_What needs to be done_. Your task is to transcribe the data in full.

_Data supplied_.
— Start —

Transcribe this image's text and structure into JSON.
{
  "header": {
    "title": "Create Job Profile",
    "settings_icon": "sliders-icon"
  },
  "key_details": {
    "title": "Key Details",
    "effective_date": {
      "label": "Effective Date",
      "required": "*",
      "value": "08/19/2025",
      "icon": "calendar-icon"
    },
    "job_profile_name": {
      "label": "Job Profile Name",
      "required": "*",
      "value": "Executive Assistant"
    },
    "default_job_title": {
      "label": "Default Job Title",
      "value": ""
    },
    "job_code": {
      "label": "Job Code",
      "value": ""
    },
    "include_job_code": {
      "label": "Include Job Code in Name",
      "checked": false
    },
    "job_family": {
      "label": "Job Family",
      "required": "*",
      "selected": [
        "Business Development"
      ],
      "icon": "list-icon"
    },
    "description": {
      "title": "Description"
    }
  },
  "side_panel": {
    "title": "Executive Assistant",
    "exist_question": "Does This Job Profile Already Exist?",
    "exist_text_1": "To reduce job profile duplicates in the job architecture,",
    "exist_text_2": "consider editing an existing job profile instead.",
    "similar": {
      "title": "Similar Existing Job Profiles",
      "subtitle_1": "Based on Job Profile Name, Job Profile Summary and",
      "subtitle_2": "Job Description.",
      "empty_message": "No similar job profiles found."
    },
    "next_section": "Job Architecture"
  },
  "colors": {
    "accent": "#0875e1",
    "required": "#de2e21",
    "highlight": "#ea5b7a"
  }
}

— End —

_The reply_.
Transcribe this image's text and structure into JSON.
{
  "header": {
    "title": "Create Job Profile",
    "settings_icon": "sliders-icon"
  },
  "key_details": {
    "title": "Key Details",
    "effective_date": {
      "label": "Effective Date",
      "required": "*",
      "value": "08/19/2025",
      "icon": "calendar-icon"
    },
    "job_profile_name": {
      "label": "Job Profile Name",
      "required": "*",
      "value": "Executive Assistant"
    },
    "default_job_title": {
      "label": "Default Job Title",
      "value": ""
    },
    "job_code": {
      "label": "Job Code",
      "value": ""
    },
    "include_job_code": {
      "label": "Include Job Code in Name",
      "checked": false
    },
    "job_family": {
      "label": "Job Family",
      "required": "*",
      "selected": [
        "Business Development"
      ],
      "icon": "list-icon"
    },
    "description": {
      "title": "Description"
    }
  },
  "side_panel": {
    "title": "Executive Assistant",
    "exist_question": "Does This Job Profile Already Exist?",
    "exist_text_1": "To reduce job profile duplicates in the job architecture,",
    "exist_text_2": "consider editing an existing job profile instead.",
    "similar": {
      "title": "Similar Existing Job Profiles",
      "subtitle_1": "Based on Job Profile Name, Job Profile Summary and",
      "subtitle_2": "Job Description.",
      "empty_message": "No similar job profiles found."
    },
    "next_section": "Job Architecture"
  },
  "colors": {
    "accent": "#0875e1",
    "required": "#de2e21",
    "highlight": "#ea5b7a"
  }
}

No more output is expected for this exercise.